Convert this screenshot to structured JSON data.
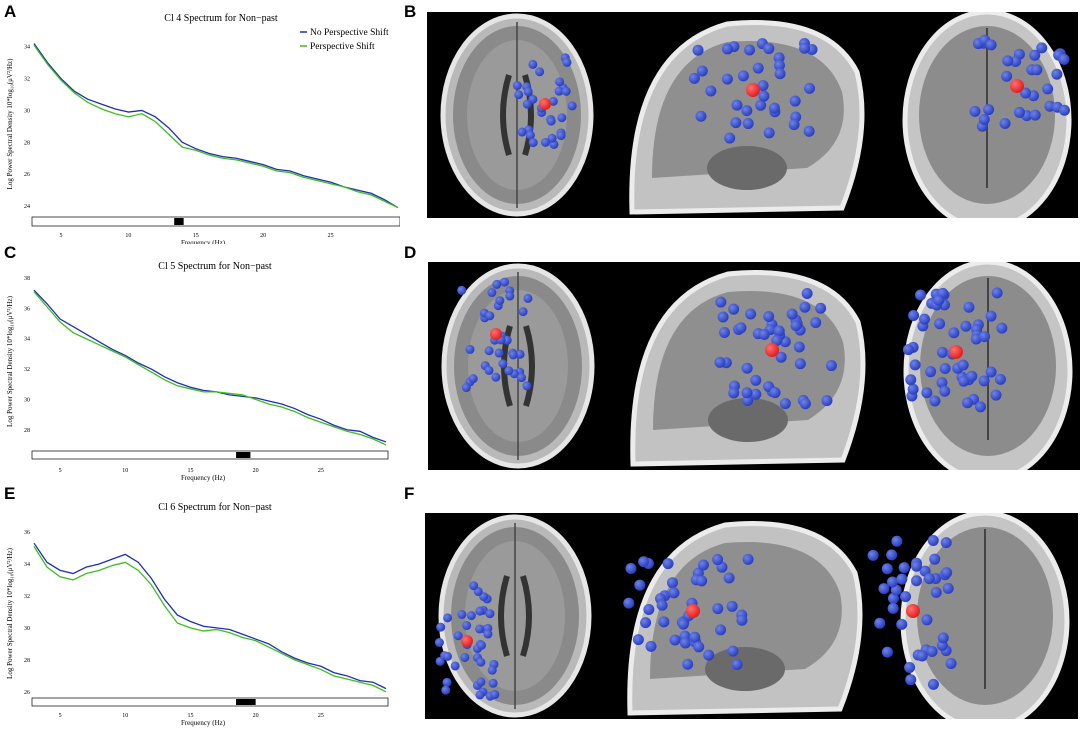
{
  "panels": {
    "a": "A",
    "b": "B",
    "c": "C",
    "d": "D",
    "e": "E",
    "f": "F"
  },
  "colors": {
    "no_shift": "#1f2fb4",
    "shift": "#3cbf1e",
    "dipole_blue": "#2a3fbf",
    "dipole_red": "#e0201e"
  },
  "chart_data": [
    {
      "type": "line",
      "title": "Cl 4 Spectrum for Non−past",
      "xlabel": "Frequency (Hz)",
      "ylabel": "Log Power Spectral Density 10*log₁₀(μV²/Hz)",
      "xlim": [
        3,
        30
      ],
      "ylim": [
        23.5,
        34.8
      ],
      "xticks": [
        "5",
        "10",
        "15",
        "20",
        "25"
      ],
      "yticks": [
        "24",
        "26",
        "28",
        "30",
        "32",
        "34"
      ],
      "legend": [
        "No Perspective Shift",
        "Perspective Shift"
      ],
      "legend_position": "top-right",
      "significance": [
        [
          13.4,
          14.1
        ]
      ],
      "series": [
        {
          "name": "No Perspective Shift",
          "x": [
            3,
            4,
            5,
            6,
            7,
            8,
            9,
            10,
            11,
            12,
            13,
            14,
            15,
            16,
            17,
            18,
            19,
            20,
            21,
            22,
            23,
            24,
            25,
            26,
            27,
            28,
            29,
            30
          ],
          "values": [
            34.2,
            33.0,
            32.0,
            31.2,
            30.7,
            30.4,
            30.1,
            29.9,
            30.0,
            29.6,
            28.9,
            28.0,
            27.6,
            27.3,
            27.1,
            27.0,
            26.8,
            26.6,
            26.3,
            26.2,
            25.9,
            25.7,
            25.5,
            25.2,
            25.0,
            24.8,
            24.4,
            23.9
          ]
        },
        {
          "name": "Perspective Shift",
          "x": [
            3,
            4,
            5,
            6,
            7,
            8,
            9,
            10,
            11,
            12,
            13,
            14,
            15,
            16,
            17,
            18,
            19,
            20,
            21,
            22,
            23,
            24,
            25,
            26,
            27,
            28,
            29,
            30
          ],
          "values": [
            34.1,
            32.9,
            31.9,
            31.1,
            30.5,
            30.1,
            29.8,
            29.6,
            29.8,
            29.3,
            28.5,
            27.7,
            27.5,
            27.2,
            27.0,
            26.9,
            26.7,
            26.5,
            26.2,
            26.1,
            25.8,
            25.6,
            25.4,
            25.2,
            24.9,
            24.7,
            24.3,
            23.9
          ]
        }
      ]
    },
    {
      "type": "line",
      "title": "Cl 5 Spectrum for Non−past",
      "xlabel": "Frequency (Hz)",
      "ylabel": "Log Power Spectral Density 10*log₁₀(μV²/Hz)",
      "xlim": [
        3,
        30
      ],
      "ylim": [
        26.8,
        38.2
      ],
      "xticks": [
        "5",
        "10",
        "15",
        "20",
        "25"
      ],
      "yticks": [
        "28",
        "30",
        "32",
        "34",
        "36",
        "38"
      ],
      "legend": [],
      "significance": [
        [
          18.5,
          19.6
        ]
      ],
      "series": [
        {
          "name": "No Perspective Shift",
          "x": [
            3,
            4,
            5,
            6,
            7,
            8,
            9,
            10,
            11,
            12,
            13,
            14,
            15,
            16,
            17,
            18,
            19,
            20,
            21,
            22,
            23,
            24,
            25,
            26,
            27,
            28,
            29,
            30
          ],
          "values": [
            37.2,
            36.3,
            35.3,
            34.8,
            34.3,
            33.8,
            33.3,
            32.9,
            32.4,
            32.0,
            31.5,
            31.1,
            30.8,
            30.6,
            30.5,
            30.3,
            30.2,
            30.1,
            29.9,
            29.7,
            29.4,
            29.0,
            28.7,
            28.3,
            28.0,
            27.9,
            27.5,
            27.2
          ]
        },
        {
          "name": "Perspective Shift",
          "x": [
            3,
            4,
            5,
            6,
            7,
            8,
            9,
            10,
            11,
            12,
            13,
            14,
            15,
            16,
            17,
            18,
            19,
            20,
            21,
            22,
            23,
            24,
            25,
            26,
            27,
            28,
            29,
            30
          ],
          "values": [
            37.1,
            36.1,
            35.1,
            34.4,
            34.0,
            33.6,
            33.2,
            32.8,
            32.3,
            31.8,
            31.3,
            30.9,
            30.7,
            30.5,
            30.5,
            30.4,
            30.3,
            30.0,
            29.7,
            29.5,
            29.2,
            28.8,
            28.5,
            28.2,
            27.9,
            27.7,
            27.4,
            27.0
          ]
        }
      ]
    },
    {
      "type": "line",
      "title": "Cl 6 Spectrum for Non−past",
      "xlabel": "Frequency (Hz)",
      "ylabel": "Log Power Spectral Density 10*log₁₀(μV²/Hz)",
      "xlim": [
        3,
        30
      ],
      "ylim": [
        25.8,
        36.0
      ],
      "xticks": [
        "5",
        "10",
        "15",
        "20",
        "25"
      ],
      "yticks": [
        "26",
        "28",
        "30",
        "32",
        "34",
        "36"
      ],
      "legend": [],
      "significance": [
        [
          18.5,
          20.0
        ]
      ],
      "series": [
        {
          "name": "No Perspective Shift",
          "x": [
            3,
            4,
            5,
            6,
            7,
            8,
            9,
            10,
            11,
            12,
            13,
            14,
            15,
            16,
            17,
            18,
            19,
            20,
            21,
            22,
            23,
            24,
            25,
            26,
            27,
            28,
            29,
            30
          ],
          "values": [
            35.3,
            34.1,
            33.6,
            33.4,
            33.8,
            34.0,
            34.3,
            34.6,
            34.1,
            33.1,
            31.8,
            30.8,
            30.4,
            30.1,
            30.0,
            29.9,
            29.6,
            29.3,
            29.0,
            28.5,
            28.1,
            27.8,
            27.6,
            27.2,
            27.0,
            26.7,
            26.6,
            26.2
          ]
        },
        {
          "name": "Perspective Shift",
          "x": [
            3,
            4,
            5,
            6,
            7,
            8,
            9,
            10,
            11,
            12,
            13,
            14,
            15,
            16,
            17,
            18,
            19,
            20,
            21,
            22,
            23,
            24,
            25,
            26,
            27,
            28,
            29,
            30
          ],
          "values": [
            35.1,
            33.8,
            33.2,
            33.0,
            33.4,
            33.6,
            33.9,
            34.1,
            33.6,
            32.7,
            31.4,
            30.3,
            30.0,
            29.8,
            29.9,
            29.7,
            29.4,
            29.2,
            28.8,
            28.4,
            28.0,
            27.7,
            27.4,
            27.0,
            26.8,
            26.6,
            26.4,
            26.0
          ]
        }
      ]
    }
  ]
}
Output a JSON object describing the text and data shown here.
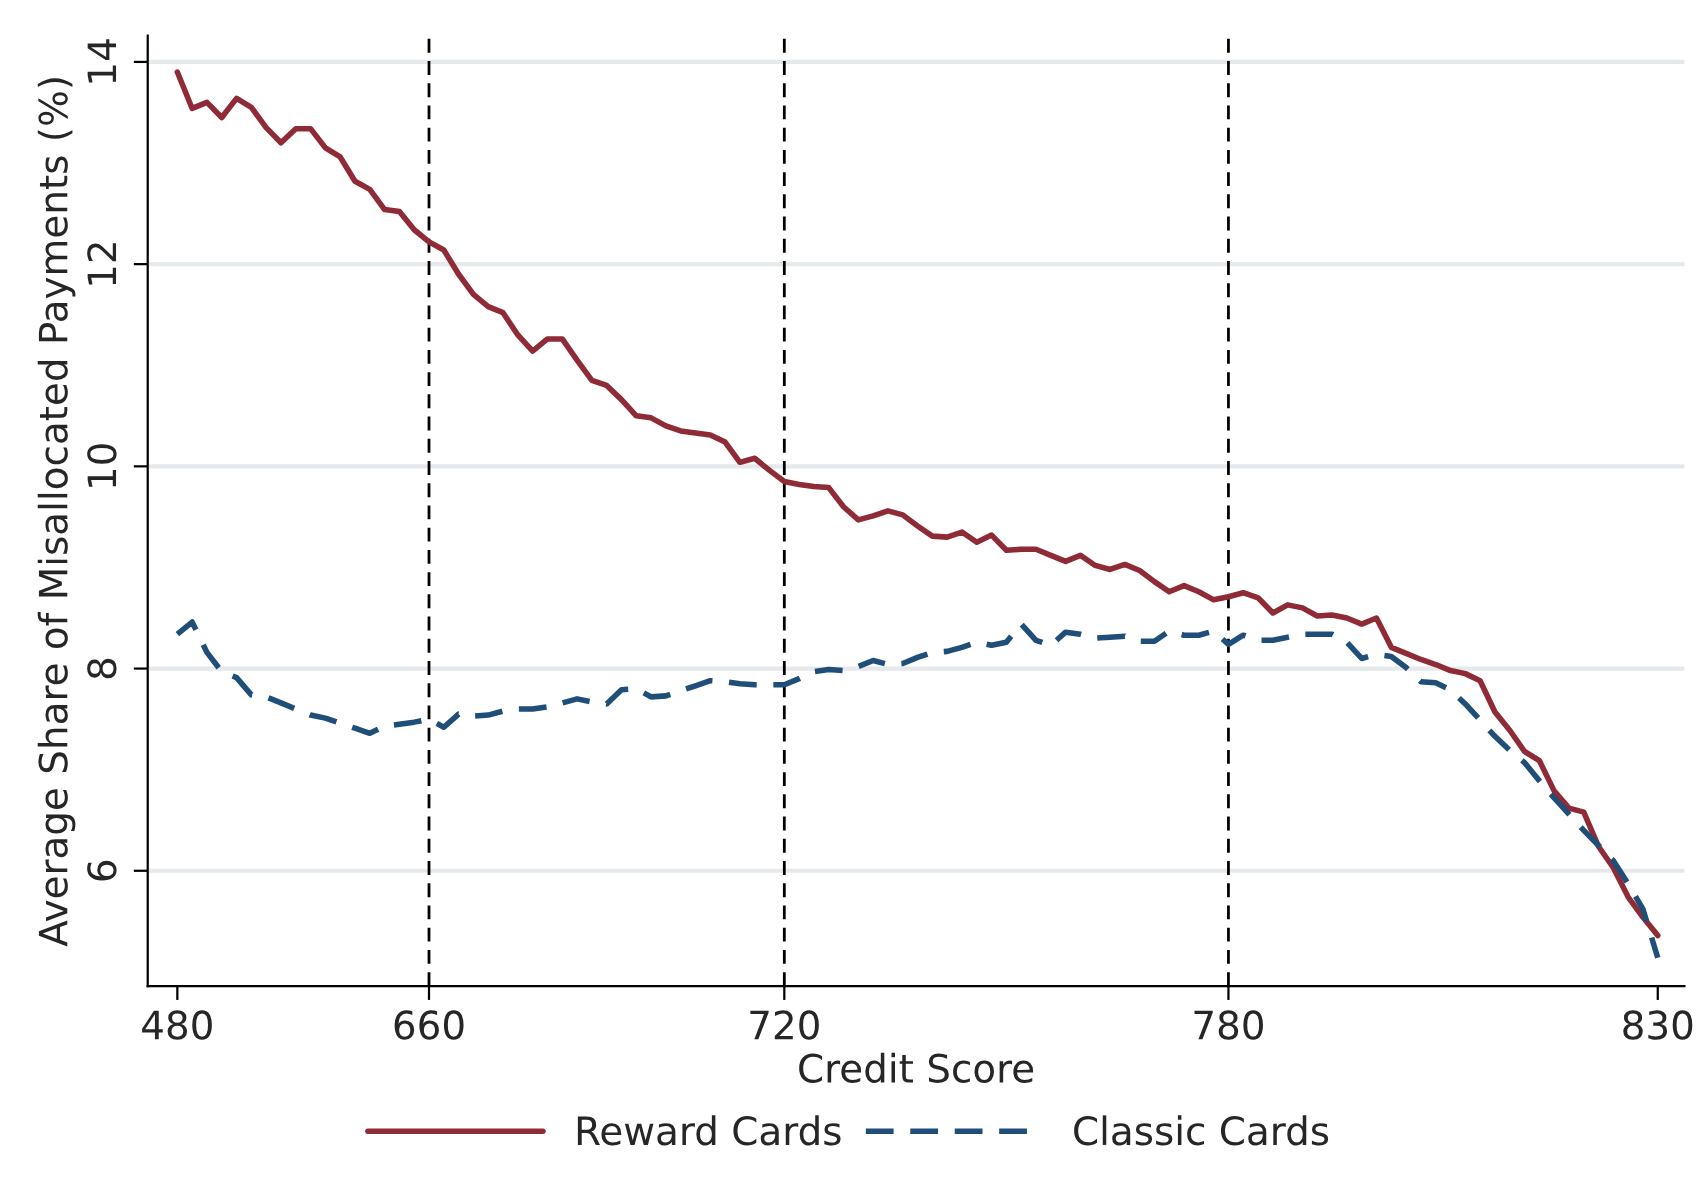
{
  "chart_data": {
    "type": "line",
    "xlabel": "Credit Score",
    "ylabel": "Average Share of Misallocated Payments (%)",
    "categories": [
      "480",
      null,
      null,
      null,
      null,
      null,
      null,
      null,
      null,
      null,
      null,
      null,
      null,
      null,
      null,
      null,
      null,
      "660",
      null,
      null,
      null,
      null,
      null,
      null,
      null,
      null,
      null,
      null,
      null,
      null,
      null,
      null,
      null,
      null,
      null,
      null,
      null,
      null,
      null,
      null,
      null,
      "720",
      null,
      null,
      null,
      null,
      null,
      null,
      null,
      null,
      null,
      null,
      null,
      null,
      null,
      null,
      null,
      null,
      null,
      null,
      null,
      null,
      null,
      null,
      null,
      null,
      null,
      null,
      null,
      null,
      null,
      "780",
      null,
      null,
      null,
      null,
      null,
      null,
      null,
      null,
      null,
      null,
      null,
      null,
      null,
      null,
      null,
      null,
      null,
      null,
      null,
      null,
      null,
      null,
      null,
      null,
      null,
      null,
      null,
      null,
      "830"
    ],
    "ylim": [
      4.86,
      14.26
    ],
    "yticks": [
      6,
      8,
      10,
      12,
      14
    ],
    "grid": "y",
    "legend": "bottom",
    "ref_lines": [
      {
        "axis": "x",
        "value": "660",
        "color": "#000000",
        "line_style": "dashed"
      },
      {
        "axis": "x",
        "value": "720",
        "color": "#000000",
        "line_style": "dashed"
      },
      {
        "axis": "x",
        "value": "780",
        "color": "#000000",
        "line_style": "dashed"
      }
    ],
    "series": [
      {
        "name": "Reward Cards",
        "color": "#8f2a37",
        "line_style": "solid",
        "values": [
          13.9,
          13.54,
          13.6,
          13.45,
          13.64,
          13.55,
          13.35,
          13.2,
          13.34,
          13.34,
          13.15,
          13.06,
          12.82,
          12.74,
          12.54,
          12.52,
          12.34,
          12.22,
          12.14,
          11.9,
          11.7,
          11.58,
          11.52,
          11.3,
          11.14,
          11.26,
          11.26,
          11.05,
          10.85,
          10.8,
          10.66,
          10.5,
          10.48,
          10.4,
          10.35,
          10.33,
          10.31,
          10.24,
          10.04,
          10.08,
          9.96,
          9.85,
          9.82,
          9.8,
          9.79,
          9.6,
          9.47,
          9.51,
          9.56,
          9.52,
          9.41,
          9.31,
          9.3,
          9.35,
          9.25,
          9.32,
          9.17,
          9.18,
          9.18,
          9.12,
          9.06,
          9.12,
          9.02,
          8.98,
          9.03,
          8.97,
          8.86,
          8.76,
          8.82,
          8.76,
          8.68,
          8.71,
          8.75,
          8.7,
          8.55,
          8.63,
          8.6,
          8.52,
          8.53,
          8.5,
          8.44,
          8.5,
          8.21,
          8.15,
          8.09,
          8.04,
          7.98,
          7.95,
          7.88,
          7.57,
          7.39,
          7.18,
          7.09,
          6.79,
          6.62,
          6.58,
          6.24,
          6.03,
          5.74,
          5.54,
          5.36
        ]
      },
      {
        "name": "Classic Cards",
        "color": "#1f4e79",
        "line_style": "dashed",
        "values": [
          8.34,
          8.46,
          8.16,
          7.97,
          7.91,
          7.74,
          7.72,
          7.66,
          7.6,
          7.54,
          7.51,
          7.46,
          7.41,
          7.36,
          7.43,
          7.45,
          7.47,
          7.5,
          7.42,
          7.55,
          7.53,
          7.54,
          7.58,
          7.6,
          7.6,
          7.62,
          7.66,
          7.7,
          7.67,
          7.65,
          7.79,
          7.8,
          7.72,
          7.73,
          7.78,
          7.83,
          7.88,
          7.87,
          7.85,
          7.84,
          7.84,
          7.84,
          7.9,
          7.97,
          7.99,
          7.98,
          8.02,
          8.08,
          8.04,
          8.05,
          8.11,
          8.16,
          8.17,
          8.21,
          8.26,
          8.23,
          8.26,
          8.44,
          8.28,
          8.23,
          8.36,
          8.34,
          8.3,
          8.31,
          8.32,
          8.27,
          8.27,
          8.37,
          8.33,
          8.33,
          8.37,
          8.24,
          8.33,
          8.28,
          8.28,
          8.31,
          8.34,
          8.34,
          8.34,
          8.26,
          8.1,
          8.14,
          8.12,
          8.01,
          7.87,
          7.86,
          7.79,
          7.65,
          7.49,
          7.33,
          7.19,
          7.07,
          6.89,
          6.72,
          6.56,
          6.4,
          6.25,
          6.1,
          5.87,
          5.62,
          5.14
        ]
      }
    ]
  }
}
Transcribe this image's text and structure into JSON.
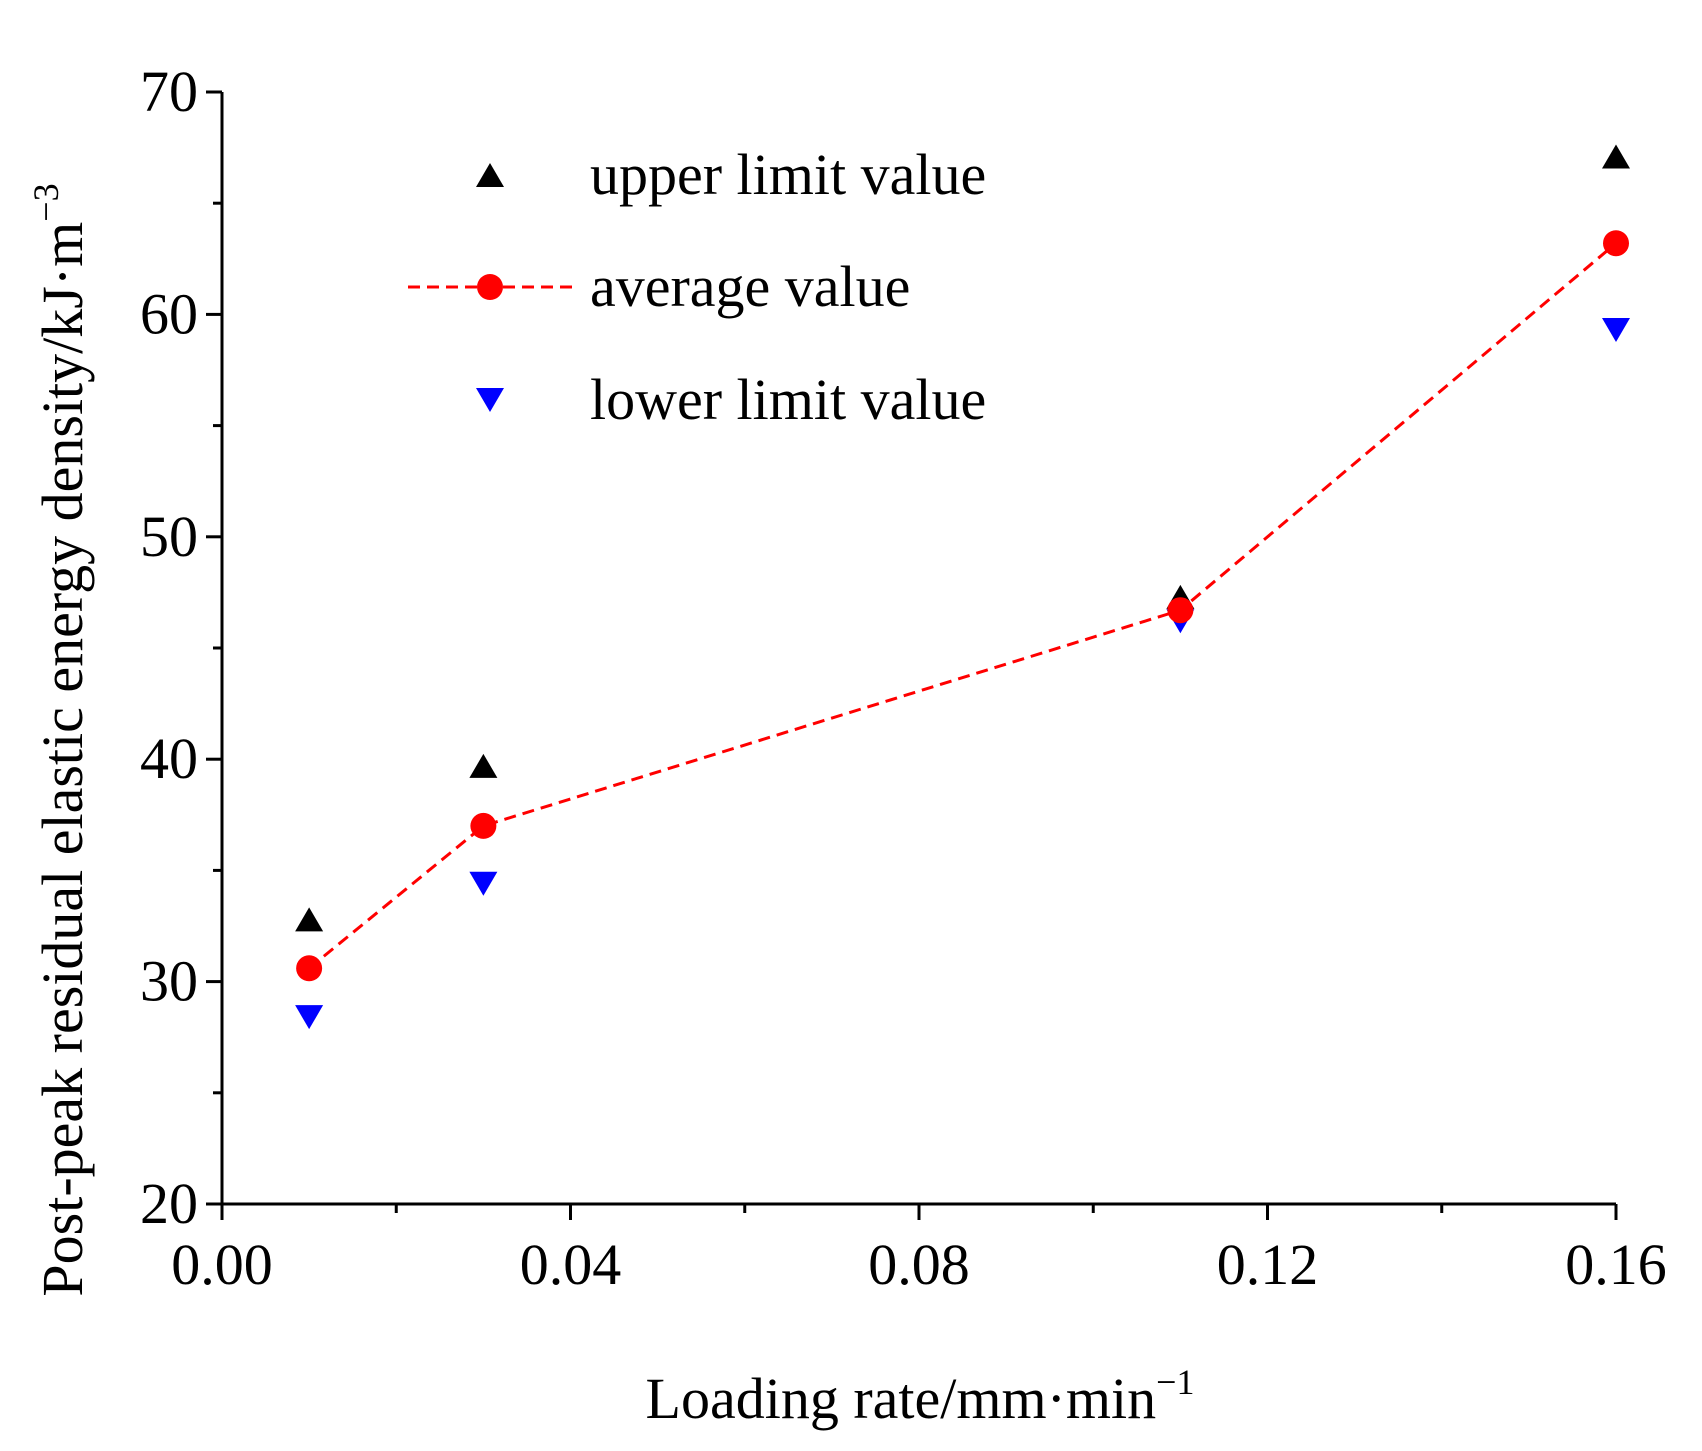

The task: Check every line for "Cards" and show the ones that have it.

The reply:
        "name": "Reward Cards",
        "name": "Classic Cards",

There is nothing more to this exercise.